* _Your task_
Transcribe the data that follows precisely, omitting nothing.

━━━━━ Listing ━━━━━

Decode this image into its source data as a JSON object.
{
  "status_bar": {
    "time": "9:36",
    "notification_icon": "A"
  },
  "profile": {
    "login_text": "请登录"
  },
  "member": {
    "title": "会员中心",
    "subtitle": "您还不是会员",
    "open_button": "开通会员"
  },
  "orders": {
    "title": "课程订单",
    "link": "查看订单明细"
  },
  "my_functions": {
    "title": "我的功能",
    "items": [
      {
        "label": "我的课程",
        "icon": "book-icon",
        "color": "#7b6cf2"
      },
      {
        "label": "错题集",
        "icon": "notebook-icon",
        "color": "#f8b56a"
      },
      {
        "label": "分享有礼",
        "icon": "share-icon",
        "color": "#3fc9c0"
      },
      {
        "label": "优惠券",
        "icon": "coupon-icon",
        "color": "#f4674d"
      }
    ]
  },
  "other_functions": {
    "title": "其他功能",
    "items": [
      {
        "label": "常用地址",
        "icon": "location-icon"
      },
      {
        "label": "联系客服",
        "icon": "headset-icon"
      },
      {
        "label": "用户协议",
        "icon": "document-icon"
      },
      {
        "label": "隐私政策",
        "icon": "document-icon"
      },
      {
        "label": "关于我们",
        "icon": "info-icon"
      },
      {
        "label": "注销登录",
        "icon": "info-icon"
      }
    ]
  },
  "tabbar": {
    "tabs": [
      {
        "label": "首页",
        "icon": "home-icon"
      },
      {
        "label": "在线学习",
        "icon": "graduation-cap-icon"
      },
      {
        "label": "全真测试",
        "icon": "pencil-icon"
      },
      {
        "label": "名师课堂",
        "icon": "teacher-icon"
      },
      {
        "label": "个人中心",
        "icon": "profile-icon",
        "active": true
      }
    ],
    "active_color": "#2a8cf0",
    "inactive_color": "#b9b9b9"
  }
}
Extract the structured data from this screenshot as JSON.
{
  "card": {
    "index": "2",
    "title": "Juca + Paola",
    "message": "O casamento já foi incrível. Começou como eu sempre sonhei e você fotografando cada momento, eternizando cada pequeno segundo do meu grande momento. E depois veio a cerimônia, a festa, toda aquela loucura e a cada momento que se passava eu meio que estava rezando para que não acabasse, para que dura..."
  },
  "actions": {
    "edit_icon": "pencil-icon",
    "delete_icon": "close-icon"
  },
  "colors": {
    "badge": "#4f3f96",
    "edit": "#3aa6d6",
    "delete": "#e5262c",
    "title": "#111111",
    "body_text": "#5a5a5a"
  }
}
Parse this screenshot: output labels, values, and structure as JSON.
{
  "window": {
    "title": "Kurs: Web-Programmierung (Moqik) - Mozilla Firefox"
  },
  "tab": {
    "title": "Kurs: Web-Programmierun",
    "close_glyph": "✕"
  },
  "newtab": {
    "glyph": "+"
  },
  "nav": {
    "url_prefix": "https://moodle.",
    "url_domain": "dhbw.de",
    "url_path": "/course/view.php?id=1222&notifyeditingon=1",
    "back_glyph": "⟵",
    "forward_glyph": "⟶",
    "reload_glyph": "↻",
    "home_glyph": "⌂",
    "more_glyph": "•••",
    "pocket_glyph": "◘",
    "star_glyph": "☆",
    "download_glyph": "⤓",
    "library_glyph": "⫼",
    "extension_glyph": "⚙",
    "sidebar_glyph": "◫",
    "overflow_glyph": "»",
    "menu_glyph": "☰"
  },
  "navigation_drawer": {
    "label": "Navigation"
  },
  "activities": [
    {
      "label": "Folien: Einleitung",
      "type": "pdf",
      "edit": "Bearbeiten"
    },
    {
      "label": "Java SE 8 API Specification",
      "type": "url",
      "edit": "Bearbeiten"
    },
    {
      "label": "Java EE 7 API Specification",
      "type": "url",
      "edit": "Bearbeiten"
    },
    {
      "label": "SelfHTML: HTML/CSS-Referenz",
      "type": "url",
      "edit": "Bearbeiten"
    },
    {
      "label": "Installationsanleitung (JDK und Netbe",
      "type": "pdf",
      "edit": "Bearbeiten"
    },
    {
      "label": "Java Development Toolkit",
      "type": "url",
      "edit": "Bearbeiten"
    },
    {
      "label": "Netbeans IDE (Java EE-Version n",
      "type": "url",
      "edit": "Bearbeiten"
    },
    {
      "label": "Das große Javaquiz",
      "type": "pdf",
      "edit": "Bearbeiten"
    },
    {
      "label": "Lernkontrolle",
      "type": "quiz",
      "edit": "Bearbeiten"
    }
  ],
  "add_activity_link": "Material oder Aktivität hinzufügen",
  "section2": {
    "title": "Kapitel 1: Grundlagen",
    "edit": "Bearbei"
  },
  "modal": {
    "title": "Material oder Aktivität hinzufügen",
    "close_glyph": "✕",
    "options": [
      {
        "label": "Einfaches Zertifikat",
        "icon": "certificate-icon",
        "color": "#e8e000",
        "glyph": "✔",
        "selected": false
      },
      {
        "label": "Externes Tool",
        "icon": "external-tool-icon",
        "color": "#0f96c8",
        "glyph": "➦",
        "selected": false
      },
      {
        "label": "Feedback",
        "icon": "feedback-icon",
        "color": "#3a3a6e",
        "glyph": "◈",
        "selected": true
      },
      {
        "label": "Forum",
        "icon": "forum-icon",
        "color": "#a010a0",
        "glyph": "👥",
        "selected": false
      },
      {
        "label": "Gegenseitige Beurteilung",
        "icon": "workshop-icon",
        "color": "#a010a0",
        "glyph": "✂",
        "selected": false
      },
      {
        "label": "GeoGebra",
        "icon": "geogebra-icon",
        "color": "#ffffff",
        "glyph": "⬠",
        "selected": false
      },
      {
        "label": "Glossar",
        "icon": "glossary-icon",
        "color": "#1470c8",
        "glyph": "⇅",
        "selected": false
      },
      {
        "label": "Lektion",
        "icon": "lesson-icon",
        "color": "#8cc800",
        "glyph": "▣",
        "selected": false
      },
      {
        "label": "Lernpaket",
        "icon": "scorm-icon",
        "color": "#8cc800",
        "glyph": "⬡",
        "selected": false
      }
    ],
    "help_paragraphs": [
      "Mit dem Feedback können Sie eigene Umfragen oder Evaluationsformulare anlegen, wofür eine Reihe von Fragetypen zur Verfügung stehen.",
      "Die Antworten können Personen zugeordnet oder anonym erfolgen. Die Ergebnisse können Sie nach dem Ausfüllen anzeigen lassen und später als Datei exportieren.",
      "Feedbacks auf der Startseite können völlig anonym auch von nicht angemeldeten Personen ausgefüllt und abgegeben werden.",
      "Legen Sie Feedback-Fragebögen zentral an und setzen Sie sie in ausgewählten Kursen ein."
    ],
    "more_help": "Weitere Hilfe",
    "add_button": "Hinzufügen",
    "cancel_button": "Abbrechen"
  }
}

━━━━━

* _Worked answer_
Decode this image into its source data as a JSON object.
{
  "status_bar": {
    "time": "9:36",
    "notification_icon": "A"
  },
  "profile": {
    "login_text": "请登录"
  },
  "member": {
    "title": "会员中心",
    "subtitle": "您还不是会员",
    "open_button": "开通会员"
  },
  "orders": {
    "title": "课程订单",
    "link": "查看订单明细"
  },
  "my_functions": {
    "title": "我的功能",
    "items": [
      {
        "label": "我的课程",
        "icon": "book-icon",
        "color": "#7b6cf2"
      },
      {
        "label": "错题集",
        "icon": "notebook-icon",
        "color": "#f8b56a"
      },
      {
        "label": "分享有礼",
        "icon": "share-icon",
        "color": "#3fc9c0"
      },
      {
        "label": "优惠券",
        "icon": "coupon-icon",
        "color": "#f4674d"
      }
    ]
  },
  "other_functions": {
    "title": "其他功能",
    "items": [
      {
        "label": "常用地址",
        "icon": "location-icon"
      },
      {
        "label": "联系客服",
        "icon": "headset-icon"
      },
      {
        "label": "用户协议",
        "icon": "document-icon"
      },
      {
        "label": "隐私政策",
        "icon": "document-icon"
      },
      {
        "label": "关于我们",
        "icon": "info-icon"
      },
      {
        "label": "注销登录",
        "icon": "info-icon"
      }
    ]
  },
  "tabbar": {
    "tabs": [
      {
        "label": "首页",
        "icon": "home-icon"
      },
      {
        "label": "在线学习",
        "icon": "graduation-cap-icon"
      },
      {
        "label": "全真测试",
        "icon": "pencil-icon"
      },
      {
        "label": "名师课堂",
        "icon": "teacher-icon"
      },
      {
        "label": "个人中心",
        "icon": "profile-icon",
        "active": true
      }
    ],
    "active_color": "#2a8cf0",
    "inactive_color": "#b9b9b9"
  }
}
Extract the structured data from this screenshot as JSON.
{
  "card": {
    "index": "2",
    "title": "Juca + Paola",
    "message": "O casamento já foi incrível. Começou como eu sempre sonhei e você fotografando cada momento, eternizando cada pequeno segundo do meu grande momento. E depois veio a cerimônia, a festa, toda aquela loucura e a cada momento que se passava eu meio que estava rezando para que não acabasse, para que dura..."
  },
  "actions": {
    "edit_icon": "pencil-icon",
    "delete_icon": "close-icon"
  },
  "colors": {
    "badge": "#4f3f96",
    "edit": "#3aa6d6",
    "delete": "#e5262c",
    "title": "#111111",
    "body_text": "#5a5a5a"
  }
}
Parse this screenshot: output labels, values, and structure as JSON.
{
  "window": {
    "title": "Kurs: Web-Programmierung (Moqik) - Mozilla Firefox"
  },
  "tab": {
    "title": "Kurs: Web-Programmierun",
    "close_glyph": "✕"
  },
  "newtab": {
    "glyph": "+"
  },
  "nav": {
    "url_prefix": "https://moodle.",
    "url_domain": "dhbw.de",
    "url_path": "/course/view.php?id=1222&notifyeditingon=1",
    "back_glyph": "⟵",
    "forward_glyph": "⟶",
    "reload_glyph": "↻",
    "home_glyph": "⌂",
    "more_glyph": "•••",
    "pocket_glyph": "◘",
    "star_glyph": "☆",
    "download_glyph": "⤓",
    "library_glyph": "⫼",
    "extension_glyph": "⚙",
    "sidebar_glyph": "◫",
    "overflow_glyph": "»",
    "menu_glyph": "☰"
  },
  "navigation_drawer": {
    "label": "Navigation"
  },
  "activities": [
    {
      "label": "Folien: Einleitung",
      "type": "pdf",
      "edit": "Bearbeiten"
    },
    {
      "label": "Java SE 8 API Specification",
      "type": "url",
      "edit": "Bearbeiten"
    },
    {
      "label": "Java EE 7 API Specification",
      "type": "url",
      "edit": "Bearbeiten"
    },
    {
      "label": "SelfHTML: HTML/CSS-Referenz",
      "type": "url",
      "edit": "Bearbeiten"
    },
    {
      "label": "Installationsanleitung (JDK und Netbe",
      "type": "pdf",
      "edit": "Bearbeiten"
    },
    {
      "label": "Java Development Toolkit",
      "type": "url",
      "edit": "Bearbeiten"
    },
    {
      "label": "Netbeans IDE (Java EE-Version n",
      "type": "url",
      "edit": "Bearbeiten"
    },
    {
      "label": "Das große Javaquiz",
      "type": "pdf",
      "edit": "Bearbeiten"
    },
    {
      "label": "Lernkontrolle",
      "type": "quiz",
      "edit": "Bearbeiten"
    }
  ],
  "add_activity_link": "Material oder Aktivität hinzufügen",
  "section2": {
    "title": "Kapitel 1: Grundlagen",
    "edit": "Bearbei"
  },
  "modal": {
    "title": "Material oder Aktivität hinzufügen",
    "close_glyph": "✕",
    "options": [
      {
        "label": "Einfaches Zertifikat",
        "icon": "certificate-icon",
        "color": "#e8e000",
        "glyph": "✔",
        "selected": false
      },
      {
        "label": "Externes Tool",
        "icon": "external-tool-icon",
        "color": "#0f96c8",
        "glyph": "➦",
        "selected": false
      },
      {
        "label": "Feedback",
        "icon": "feedback-icon",
        "color": "#3a3a6e",
        "glyph": "◈",
        "selected": true
      },
      {
        "label": "Forum",
        "icon": "forum-icon",
        "color": "#a010a0",
        "glyph": "👥",
        "selected": false
      },
      {
        "label": "Gegenseitige Beurteilung",
        "icon": "workshop-icon",
        "color": "#a010a0",
        "glyph": "✂",
        "selected": false
      },
      {
        "label": "GeoGebra",
        "icon": "geogebra-icon",
        "color": "#ffffff",
        "glyph": "⬠",
        "selected": false
      },
      {
        "label": "Glossar",
        "icon": "glossary-icon",
        "color": "#1470c8",
        "glyph": "⇅",
        "selected": false
      },
      {
        "label": "Lektion",
        "icon": "lesson-icon",
        "color": "#8cc800",
        "glyph": "▣",
        "selected": false
      },
      {
        "label": "Lernpaket",
        "icon": "scorm-icon",
        "color": "#8cc800",
        "glyph": "⬡",
        "selected": false
      }
    ],
    "help_paragraphs": [
      "Mit dem Feedback können Sie eigene Umfragen oder Evaluationsformulare anlegen, wofür eine Reihe von Fragetypen zur Verfügung stehen.",
      "Die Antworten können Personen zugeordnet oder anonym erfolgen. Die Ergebnisse können Sie nach dem Ausfüllen anzeigen lassen und später als Datei exportieren.",
      "Feedbacks auf der Startseite können völlig anonym auch von nicht angemeldeten Personen ausgefüllt und abgegeben werden.",
      "Legen Sie Feedback-Fragebögen zentral an und setzen Sie sie in ausgewählten Kursen ein."
    ],
    "more_help": "Weitere Hilfe",
    "add_button": "Hinzufügen",
    "cancel_button": "Abbrechen"
  }
}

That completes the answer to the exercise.